## WHAT YOU SHOULD DO
Restate all of the entries exactly, dropping any pictures they hold.

Records excerpted from a collection
:::::
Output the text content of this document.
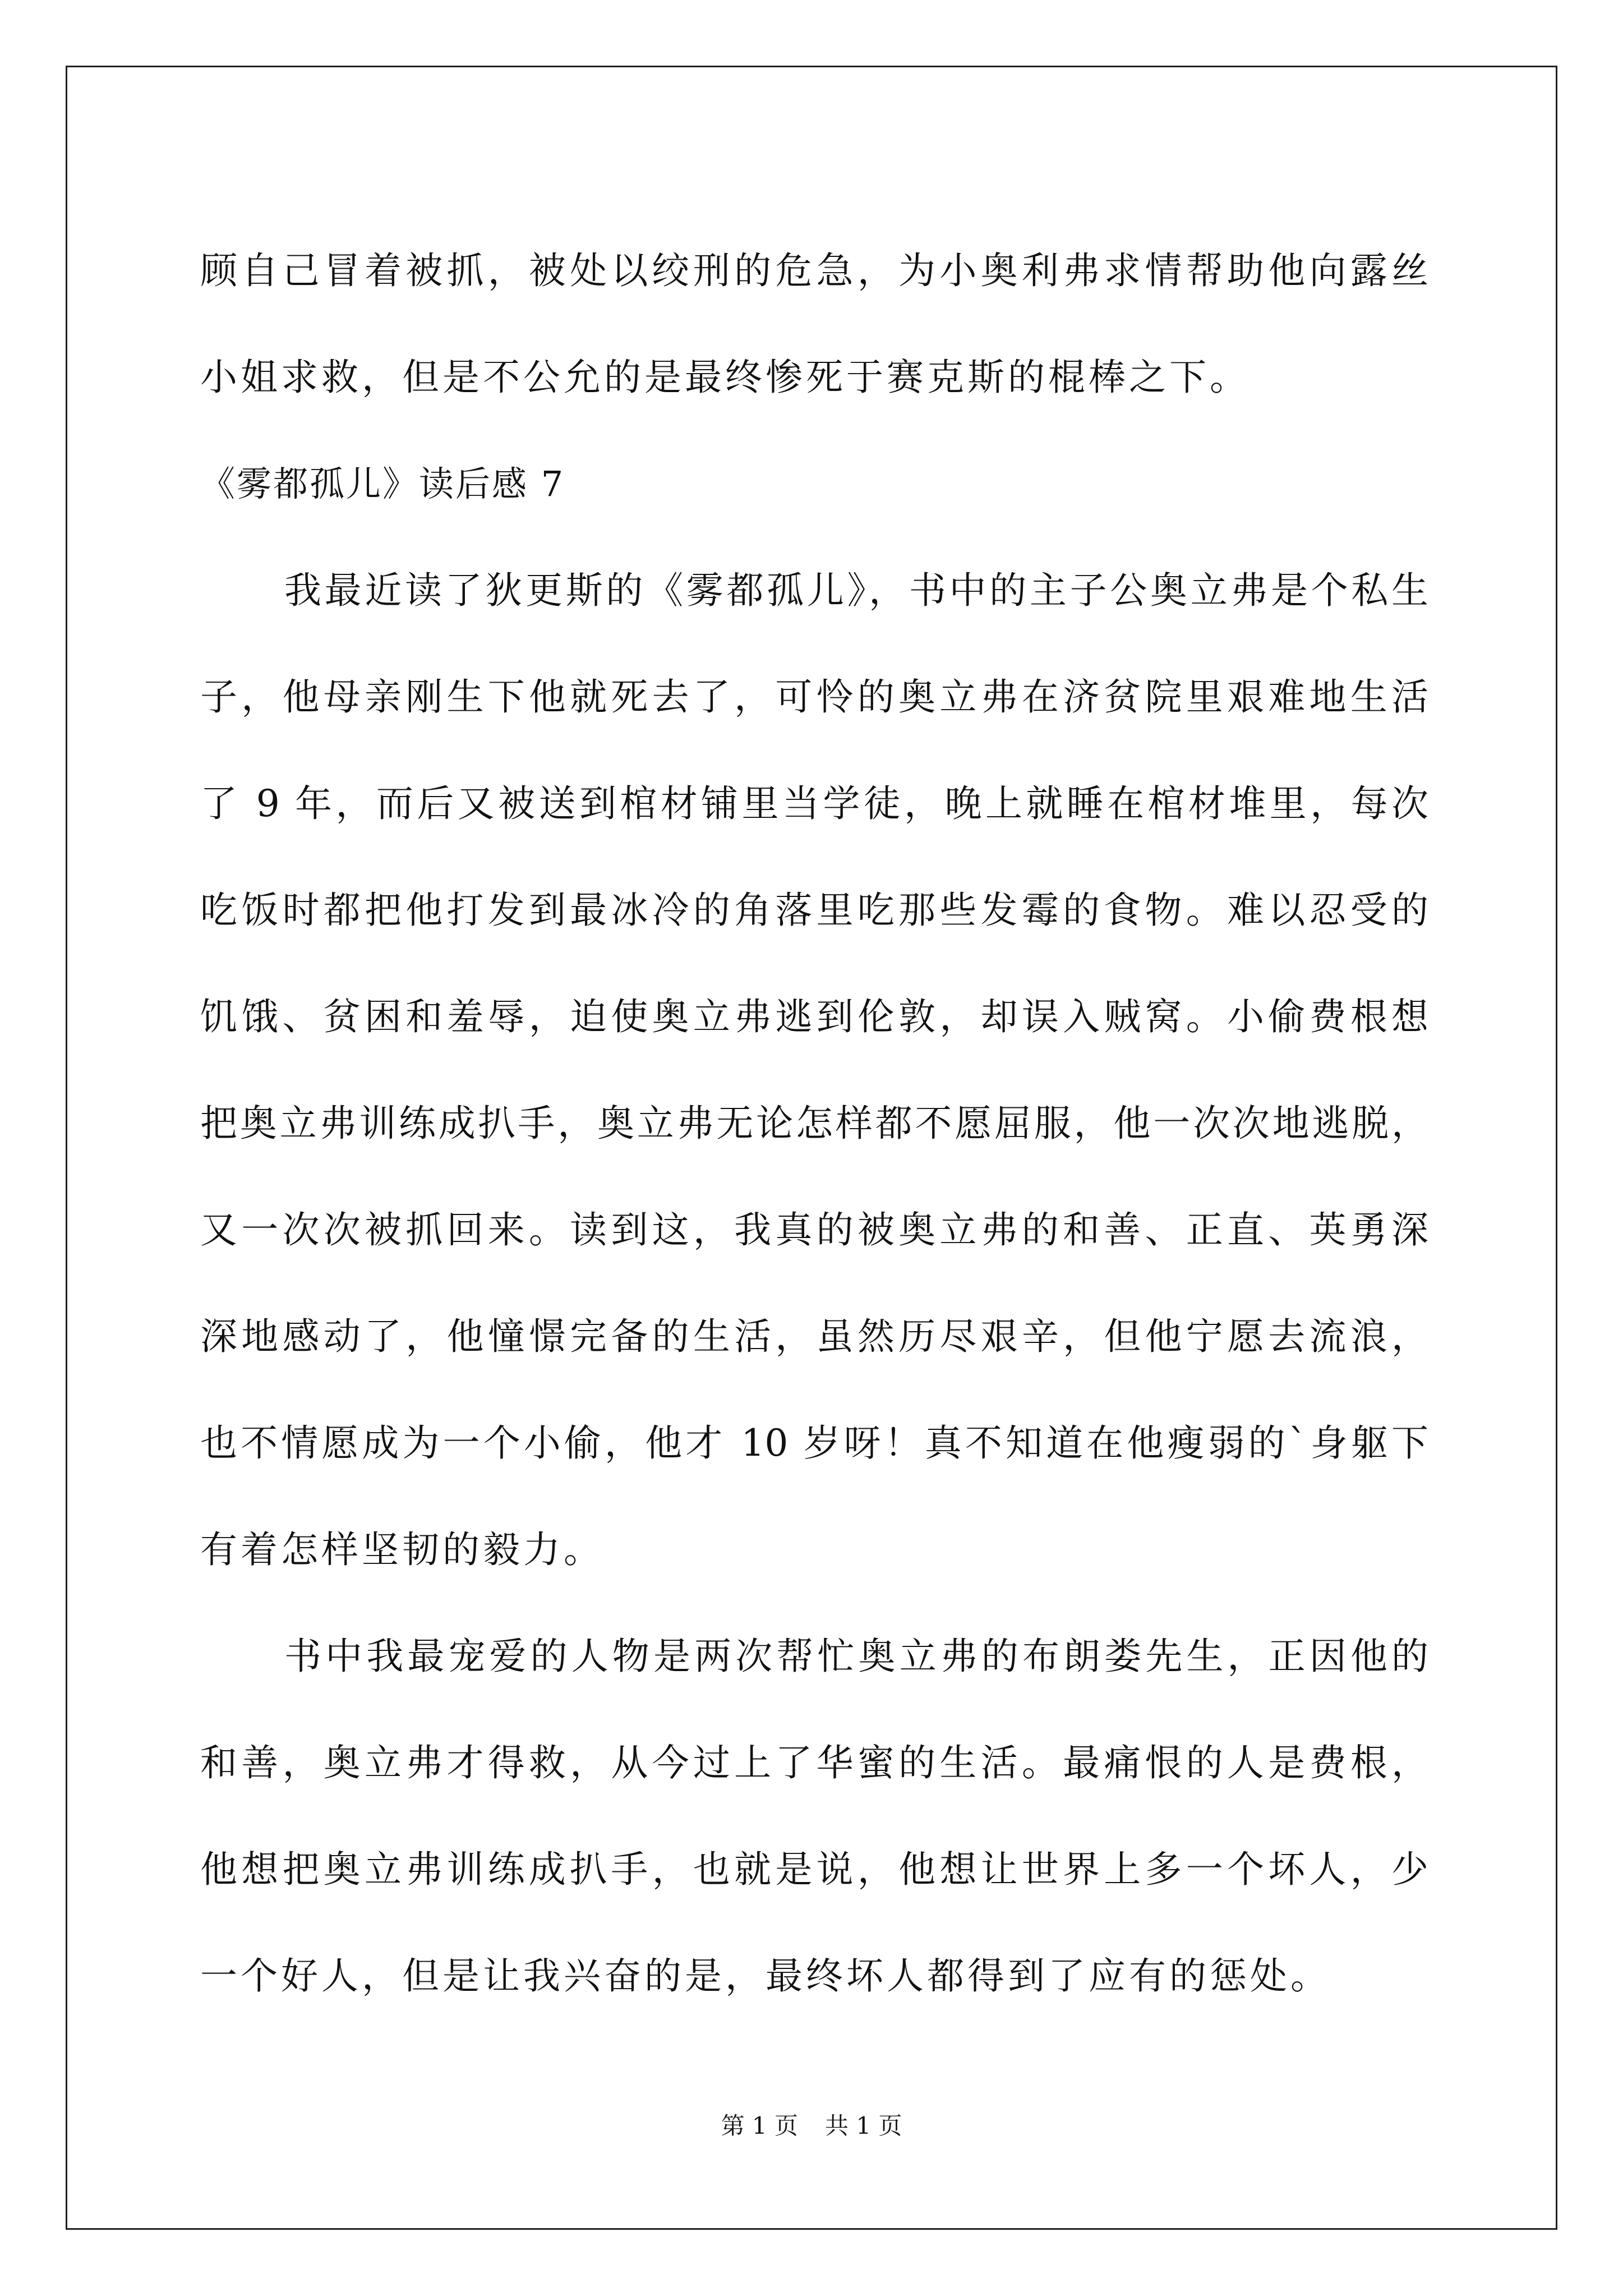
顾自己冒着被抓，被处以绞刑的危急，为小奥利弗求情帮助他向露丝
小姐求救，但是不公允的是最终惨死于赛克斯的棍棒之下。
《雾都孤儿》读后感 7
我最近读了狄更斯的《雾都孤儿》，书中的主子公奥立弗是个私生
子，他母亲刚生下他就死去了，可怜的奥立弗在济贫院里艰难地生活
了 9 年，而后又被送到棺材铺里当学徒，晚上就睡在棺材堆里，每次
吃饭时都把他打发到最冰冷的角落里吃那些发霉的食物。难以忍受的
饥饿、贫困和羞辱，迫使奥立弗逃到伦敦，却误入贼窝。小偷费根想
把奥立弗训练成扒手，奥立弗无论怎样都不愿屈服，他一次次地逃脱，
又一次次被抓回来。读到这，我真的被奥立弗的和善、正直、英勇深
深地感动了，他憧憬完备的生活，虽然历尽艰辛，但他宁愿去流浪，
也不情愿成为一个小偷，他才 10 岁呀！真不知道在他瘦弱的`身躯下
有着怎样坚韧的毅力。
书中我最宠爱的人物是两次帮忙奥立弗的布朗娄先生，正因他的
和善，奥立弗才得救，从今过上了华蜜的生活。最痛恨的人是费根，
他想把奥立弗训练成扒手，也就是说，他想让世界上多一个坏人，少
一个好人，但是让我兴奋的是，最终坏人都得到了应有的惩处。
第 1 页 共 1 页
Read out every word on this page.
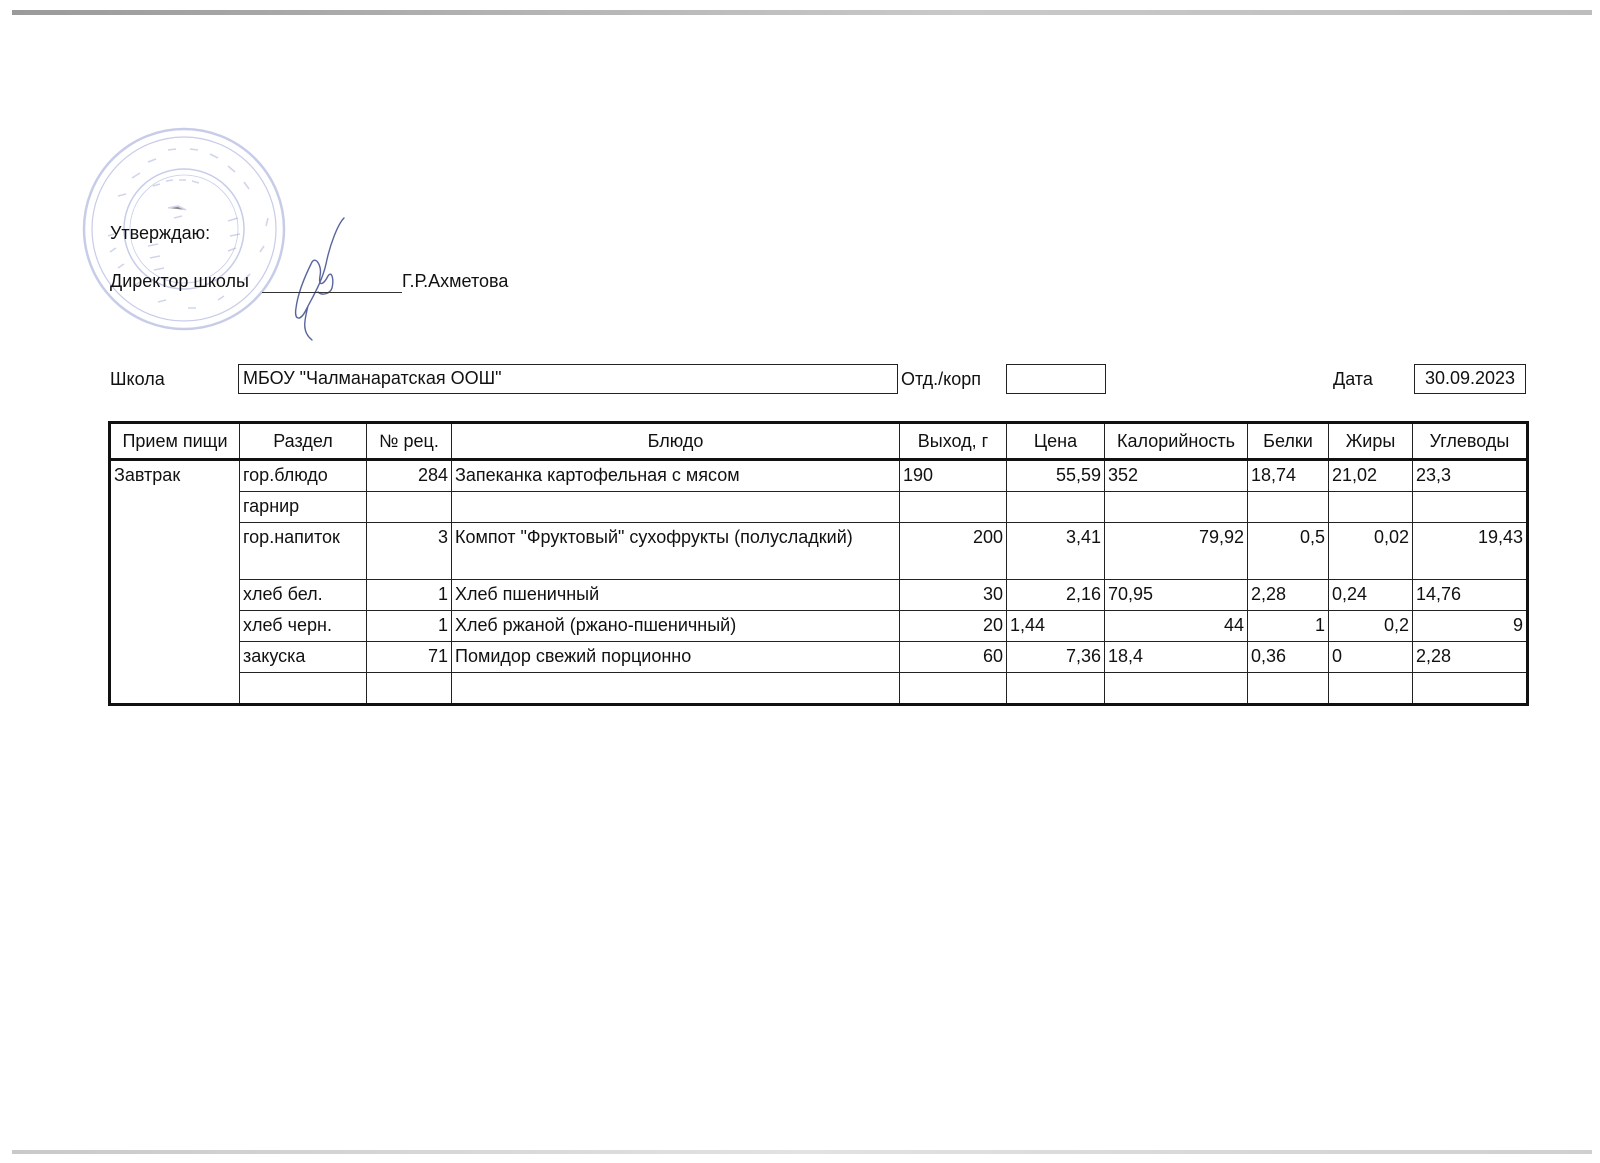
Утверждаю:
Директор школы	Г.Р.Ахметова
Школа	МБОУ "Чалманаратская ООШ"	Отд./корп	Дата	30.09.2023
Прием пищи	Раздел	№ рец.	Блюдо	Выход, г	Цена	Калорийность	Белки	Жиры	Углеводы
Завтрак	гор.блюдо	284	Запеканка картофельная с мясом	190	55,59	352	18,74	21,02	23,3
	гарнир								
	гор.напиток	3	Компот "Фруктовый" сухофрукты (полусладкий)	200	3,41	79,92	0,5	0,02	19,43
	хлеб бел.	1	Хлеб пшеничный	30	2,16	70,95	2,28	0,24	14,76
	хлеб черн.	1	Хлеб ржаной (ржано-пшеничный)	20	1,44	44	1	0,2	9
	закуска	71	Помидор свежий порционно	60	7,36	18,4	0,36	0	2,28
:::::
## SOLUTION TO THE EXERCISE
Output the text content of this document.
顾自己冒着被抓，被处以绞刑的危急，为小奥利弗求情帮助他向露丝
小姐求救，但是不公允的是最终惨死于赛克斯的棍棒之下。
《雾都孤儿》读后感 7
我最近读了狄更斯的《雾都孤儿》，书中的主子公奥立弗是个私生
子，他母亲刚生下他就死去了，可怜的奥立弗在济贫院里艰难地生活
了 9 年，而后又被送到棺材铺里当学徒，晚上就睡在棺材堆里，每次
吃饭时都把他打发到最冰冷的角落里吃那些发霉的食物。难以忍受的
饥饿、贫困和羞辱，迫使奥立弗逃到伦敦，却误入贼窝。小偷费根想
把奥立弗训练成扒手，奥立弗无论怎样都不愿屈服，他一次次地逃脱，
又一次次被抓回来。读到这，我真的被奥立弗的和善、正直、英勇深
深地感动了，他憧憬完备的生活，虽然历尽艰辛，但他宁愿去流浪，
也不情愿成为一个小偷，他才 10 岁呀！真不知道在他瘦弱的`身躯下
有着怎样坚韧的毅力。
书中我最宠爱的人物是两次帮忙奥立弗的布朗娄先生，正因他的
和善，奥立弗才得救，从今过上了华蜜的生活。最痛恨的人是费根，
他想把奥立弗训练成扒手，也就是说，他想让世界上多一个坏人，少
一个好人，但是让我兴奋的是，最终坏人都得到了应有的惩处。
第 1 页 共 1 页
Read out every word on this page.
Утверждаю:
Директор школы	Г.Р.Ахметова
Школа	МБОУ "Чалманаратская ООШ"	Отд./корп	Дата	30.09.2023
Прием пищи	Раздел	№ рец.	Блюдо	Выход, г	Цена	Калорийность	Белки	Жиры	Углеводы
Завтрак	гор.блюдо	284	Запеканка картофельная с мясом	190	55,59	352	18,74	21,02	23,3
	гарнир								
	гор.напиток	3	Компот "Фруктовый" сухофрукты (полусладкий)	200	3,41	79,92	0,5	0,02	19,43
	хлеб бел.	1	Хлеб пшеничный	30	2,16	70,95	2,28	0,24	14,76
	хлеб черн.	1	Хлеб ржаной (ржано-пшеничный)	20	1,44	44	1	0,2	9
	закуска	71	Помидор свежий порционно	60	7,36	18,4	0,36	0	2,28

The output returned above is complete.